### Written request
Output each line exactly as it appears, skipping any embedded picture.

Begin

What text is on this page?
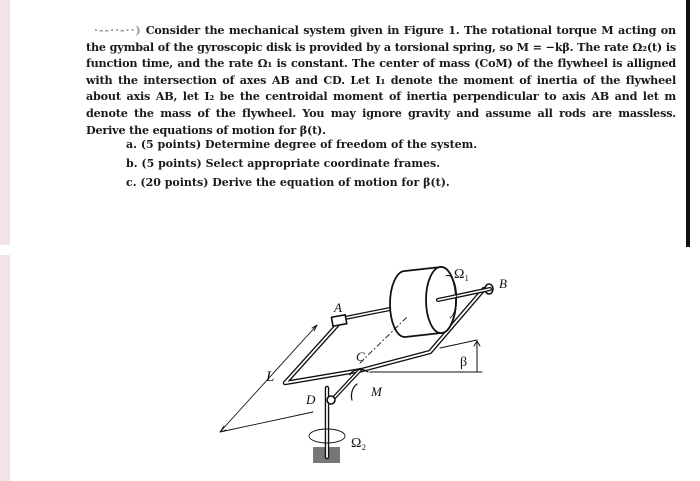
·--··-··) Consider the mechanical system given in Figure 1. The rotational torque M acting on the gymbal of the gyroscopic disk is provided by a torsional spring, so M = −kβ. The rate Ω₂(t) is function time, and the rate Ω₁ is constant. The center of mass (CoM) of the flywheel is alligned with the intersection of axes AB and CD. Let I₁ denote the moment of inertia of the flywheel about axis AB, let I₂ be the centroidal moment of inertia perpendicular to axis AB and let m denote the mass of the flywheel. You may ignore gravity and assume all rods are massless. Derive the equations of motion for β(t).

a. (5 points) Determine degree of freedom of the system.
b. (5 points) Select appropriate coordinate frames.
c. (20 points) Derive the equation of motion for β(t).
A
B
C
D
L
M
β
Ω₁
Ω₂
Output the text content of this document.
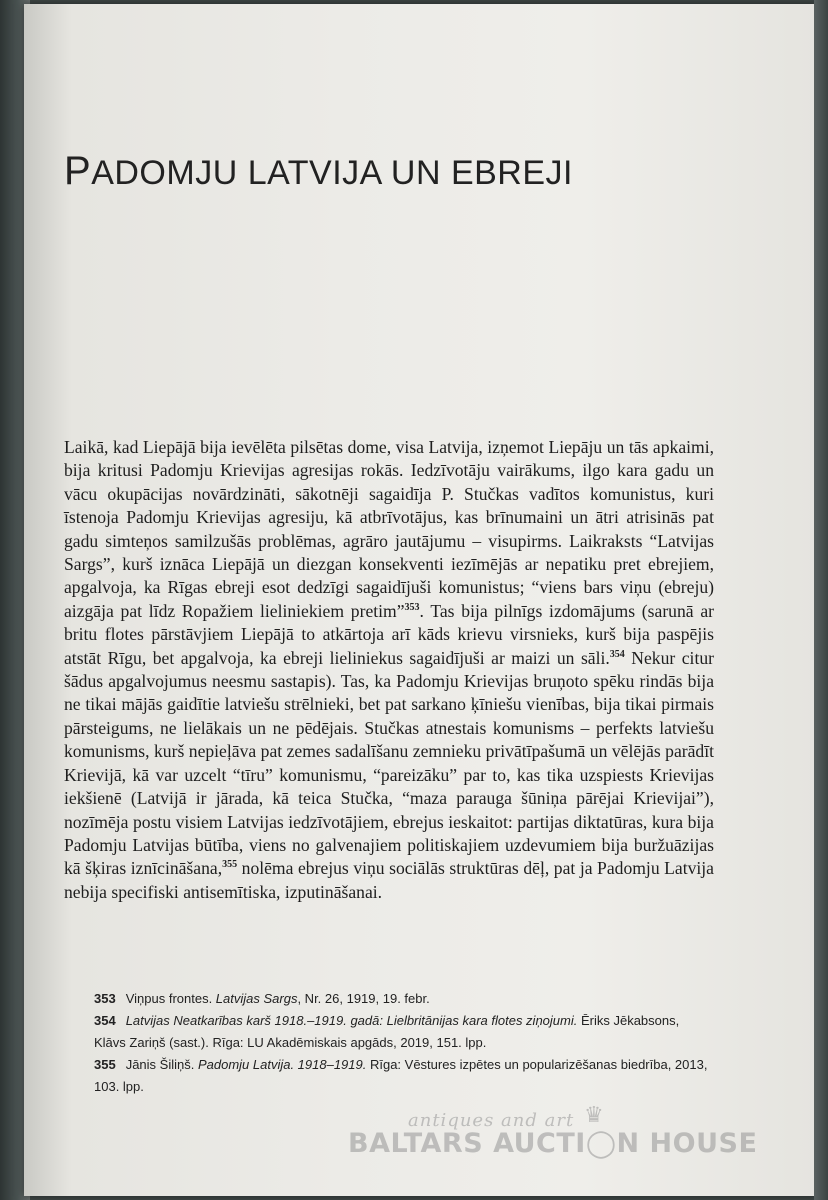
PADOMJU LATVIJA UN EBREJI

Laikā, kad Liepājā bija ievēlēta pilsētas dome, visa Latvija, izņemot Liepāju un tās apkaimi, bija kritusi Padomju Krievijas agresijas rokās. Iedzīvotāju vairākums, ilgo kara gadu un vācu okupācijas novārdzināti, sākotnēji sagaidīja P. Stučkas vadītos komunistus, kuri īstenoja Padomju Krievijas agresiju, kā atbrīvotājus, kas brīnumaini un ātri atrisinās pat gadu simteņos samilzušās problēmas, agrāro jautājumu – visupirms. Laikraksts “Latvijas Sargs”, kurš iznāca Liepājā un diezgan konsekventi iezīmējās ar nepatiku pret ebrejiem, apgalvoja, ka Rīgas ebreji esot dedzīgi sagaidījuši komunistus; “viens bars viņu (ebreju) aizgāja pat līdz Ropažiem lieliniekiem pretim”$^{353}$. Tas bija pilnīgs izdomājums (sarunā ar britu flotes pārstāvjiem Liepājā to atkārtoja arī kāds krievu virsnieks, kurš bija paspējis atstāt Rīgu, bet apgalvoja, ka ebreji lieliniekus sagaidījuši ar maizi un sāli.$^{354}$ Nekur citur šādus apgalvojumus neesmu sastapis). Tas, ka Padomju Krievijas bruņoto spēku rindās bija ne tikai mājās gaidītie latviešu strēlnieki, bet pat sarkano ķīniešu vienības, bija tikai pirmais pārsteigums, ne lielākais un ne pēdējais. Stučkas atnestais komunisms – perfekts latviešu komunisms, kurš nepieļāva pat zemes sadalīšanu zemnieku privātīpašumā un vēlējās parādīt Krievijā, kā var uzcelt “tīru” komunismu, “pareizāku” par to, kas tika uzspiests Krievijas iekšienē (Latvijā ir jārada, kā teica Stučka, “maza parauga šūniņa pārējai Krievijai”), nozīmēja postu visiem Latvijas iedzīvotājiem, ebrejus ieskaitot: partijas diktatūras, kura bija Padomju Latvijas būtība, viens no galvenajiem politiskajiem uzdevumiem bija buržuāzijas kā šķiras iznīcināšana,$^{355}$ nolēma ebrejus viņu sociālās struktūras dēļ, pat ja Padomju Latvija nebija specifiski antisemītiska, izputināšanai.

353 Viņpus frontes. Latvijas Sargs, Nr. 26, 1919, 19. febr.

354 Latvijas Neatkarības karš 1918.–1919. gadā: Lielbritānijas kara flotes ziņojumi. Ēriks Jēkabsons, Klāvs Zariņš (sast.). Rīga: LU Akadēmiskais apgāds, 2019, 151. lpp.

355 Jānis Šiliņš. Padomju Latvija. 1918–1919. Rīga: Vēstures izpētes un popularizēšanas biedrība, 2013, 103. lpp.

antiques and art ♛
BALTARS AUCTI◯N HOUSE
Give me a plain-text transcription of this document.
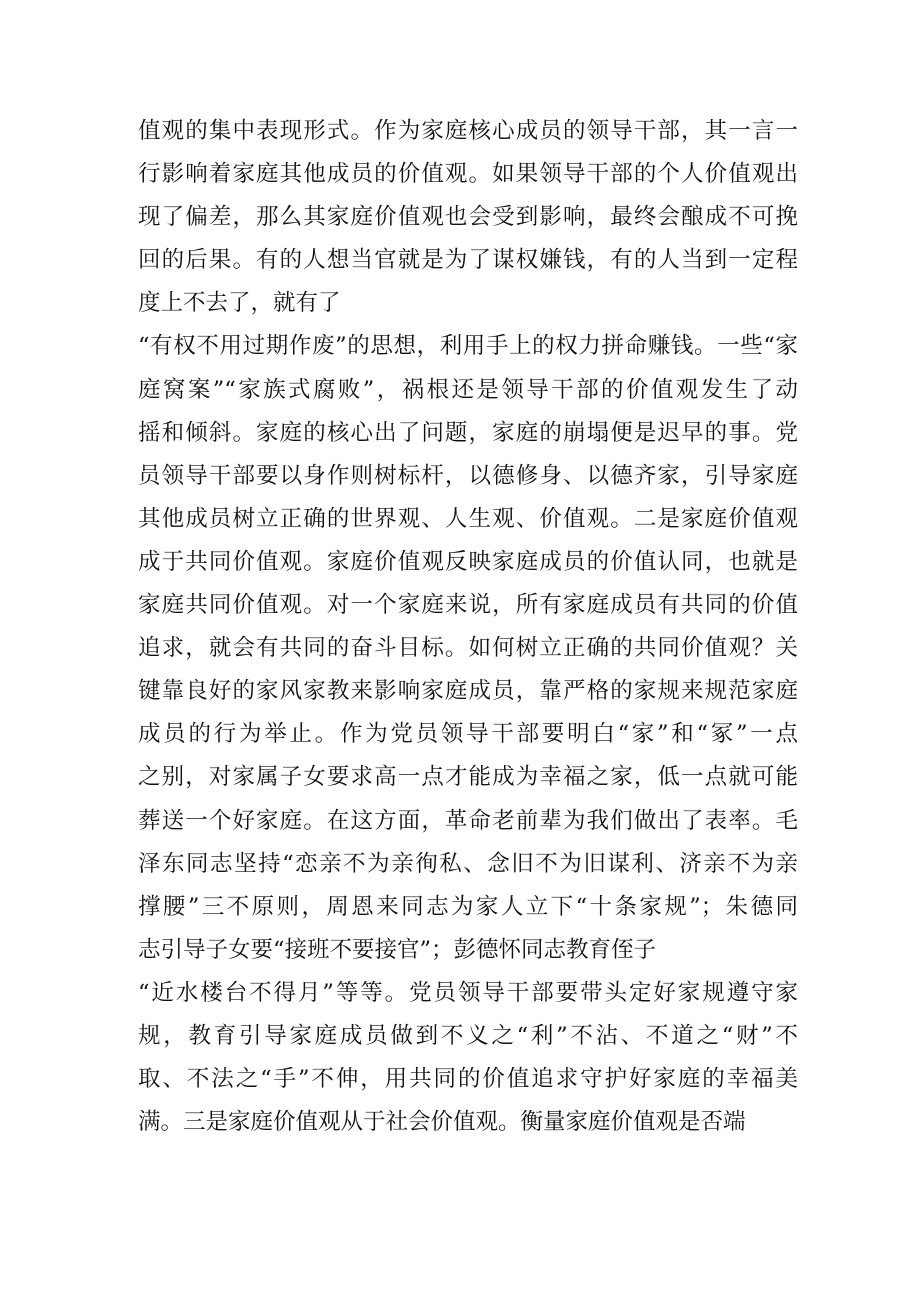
值观的集中表现形式。作为家庭核心成员的领导干部，其一言一
行影响着家庭其他成员的价值观。如果领导干部的个人价值观出
现了偏差，那么其家庭价值观也会受到影响，最终会酿成不可挽
回的后果。有的人想当官就是为了谋权嫌钱，有的人当到一定程
度上不去了，就有了
“有权不用过期作废”的思想，利用手上的权力拼命赚钱。一些“家
庭窝案”“家族式腐败”，祸根还是领导干部的价值观发生了动
摇和倾斜。家庭的核心出了问题，家庭的崩塌便是迟早的事。党
员领导干部要以身作则树标杆，以德修身、以德齐家，引导家庭
其他成员树立正确的世界观、人生观、价值观。二是家庭价值观
成于共同价值观。家庭价值观反映家庭成员的价值认同，也就是
家庭共同价值观。对一个家庭来说，所有家庭成员有共同的价值
追求，就会有共同的奋斗目标。如何树立正确的共同价值观？关
键靠良好的家风家教来影响家庭成员，靠严格的家规来规范家庭
成员的行为举止。作为党员领导干部要明白“家”和“冢”一点
之别，对家属子女要求高一点才能成为幸福之家，低一点就可能
葬送一个好家庭。在这方面，革命老前辈为我们做出了表率。毛
泽东同志坚持“恋亲不为亲徇私、念旧不为旧谋利、济亲不为亲
撑腰”三不原则，周恩来同志为家人立下“十条家规”；朱德同
志引导子女要“接班不要接官”；彭德怀同志教育侄子
“近水楼台不得月”等等。党员领导干部要带头定好家规遵守家
规，教育引导家庭成员做到不义之“利”不沾、不道之“财”不
取、不法之“手”不伸，用共同的价值追求守护好家庭的幸福美
满。三是家庭价值观从于社会价值观。衡量家庭价值观是否端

End

### Response to the exercise
What text is on this page?
·--··-··) Consider the mechanical system given in Figure 1. The rotational torque M acting on the gymbal of the gyroscopic disk is provided by a torsional spring, so M = −kβ. The rate Ω₂(t) is function time, and the rate Ω₁ is constant. The center of mass (CoM) of the flywheel is alligned with the intersection of axes AB and CD. Let I₁ denote the moment of inertia of the flywheel about axis AB, let I₂ be the centroidal moment of inertia perpendicular to axis AB and let m denote the mass of the flywheel. You may ignore gravity and assume all rods are massless. Derive the equations of motion for β(t).

a. (5 points) Determine degree of freedom of the system.
b. (5 points) Select appropriate coordinate frames.
c. (20 points) Derive the equation of motion for β(t).
A
B
C
D
L
M
β
Ω₁
Ω₂
Output the text content of this document.
PADOMJU LATVIJA UN EBREJI

Laikā, kad Liepājā bija ievēlēta pilsētas dome, visa Latvija, izņemot Liepāju un tās apkaimi, bija kritusi Padomju Krievijas agresijas rokās. Iedzīvotāju vairākums, ilgo kara gadu un vācu okupācijas novārdzināti, sākotnēji sagaidīja P. Stučkas vadītos komunistus, kuri īstenoja Padomju Krievijas agresiju, kā atbrīvotājus, kas brīnumaini un ātri atrisinās pat gadu simteņos samilzušās problēmas, agrāro jautājumu – visupirms. Laikraksts “Latvijas Sargs”, kurš iznāca Liepājā un diezgan konsekventi iezīmējās ar nepatiku pret ebrejiem, apgalvoja, ka Rīgas ebreji esot dedzīgi sagaidījuši komunistus; “viens bars viņu (ebreju) aizgāja pat līdz Ropažiem lieliniekiem pretim”$^{353}$. Tas bija pilnīgs izdomājums (sarunā ar britu flotes pārstāvjiem Liepājā to atkārtoja arī kāds krievu virsnieks, kurš bija paspējis atstāt Rīgu, bet apgalvoja, ka ebreji lieliniekus sagaidījuši ar maizi un sāli.$^{354}$ Nekur citur šādus apgalvojumus neesmu sastapis). Tas, ka Padomju Krievijas bruņoto spēku rindās bija ne tikai mājās gaidītie latviešu strēlnieki, bet pat sarkano ķīniešu vienības, bija tikai pirmais pārsteigums, ne lielākais un ne pēdējais. Stučkas atnestais komunisms – perfekts latviešu komunisms, kurš nepieļāva pat zemes sadalīšanu zemnieku privātīpašumā un vēlējās parādīt Krievijā, kā var uzcelt “tīru” komunismu, “pareizāku” par to, kas tika uzspiests Krievijas iekšienē (Latvijā ir jārada, kā teica Stučka, “maza parauga šūniņa pārējai Krievijai”), nozīmēja postu visiem Latvijas iedzīvotājiem, ebrejus ieskaitot: partijas diktatūras, kura bija Padomju Latvijas būtība, viens no galvenajiem politiskajiem uzdevumiem bija buržuāzijas kā šķiras iznīcināšana,$^{355}$ nolēma ebrejus viņu sociālās struktūras dēļ, pat ja Padomju Latvija nebija specifiski antisemītiska, izputināšanai.

353 Viņpus frontes. Latvijas Sargs, Nr. 26, 1919, 19. febr.

354 Latvijas Neatkarības karš 1918.–1919. gadā: Lielbritānijas kara flotes ziņojumi. Ēriks Jēkabsons, Klāvs Zariņš (sast.). Rīga: LU Akadēmiskais apgāds, 2019, 151. lpp.

355 Jānis Šiliņš. Padomju Latvija. 1918–1919. Rīga: Vēstures izpētes un popularizēšanas biedrība, 2013, 103. lpp.

antiques and art ♛
BALTARS AUCTI◯N HOUSE
Give me a plain-text transcription of this document.
值观的集中表现形式。作为家庭核心成员的领导干部，其一言一
行影响着家庭其他成员的价值观。如果领导干部的个人价值观出
现了偏差，那么其家庭价值观也会受到影响，最终会酿成不可挽
回的后果。有的人想当官就是为了谋权嫌钱，有的人当到一定程
度上不去了，就有了
“有权不用过期作废”的思想，利用手上的权力拼命赚钱。一些“家
庭窝案”“家族式腐败”，祸根还是领导干部的价值观发生了动
摇和倾斜。家庭的核心出了问题，家庭的崩塌便是迟早的事。党
员领导干部要以身作则树标杆，以德修身、以德齐家，引导家庭
其他成员树立正确的世界观、人生观、价值观。二是家庭价值观
成于共同价值观。家庭价值观反映家庭成员的价值认同，也就是
家庭共同价值观。对一个家庭来说，所有家庭成员有共同的价值
追求，就会有共同的奋斗目标。如何树立正确的共同价值观？关
键靠良好的家风家教来影响家庭成员，靠严格的家规来规范家庭
成员的行为举止。作为党员领导干部要明白“家”和“冢”一点
之别，对家属子女要求高一点才能成为幸福之家，低一点就可能
葬送一个好家庭。在这方面，革命老前辈为我们做出了表率。毛
泽东同志坚持“恋亲不为亲徇私、念旧不为旧谋利、济亲不为亲
撑腰”三不原则，周恩来同志为家人立下“十条家规”；朱德同
志引导子女要“接班不要接官”；彭德怀同志教育侄子
“近水楼台不得月”等等。党员领导干部要带头定好家规遵守家
规，教育引导家庭成员做到不义之“利”不沾、不道之“财”不
取、不法之“手”不伸，用共同的价值追求守护好家庭的幸福美
满。三是家庭价值观从于社会价值观。衡量家庭价值观是否端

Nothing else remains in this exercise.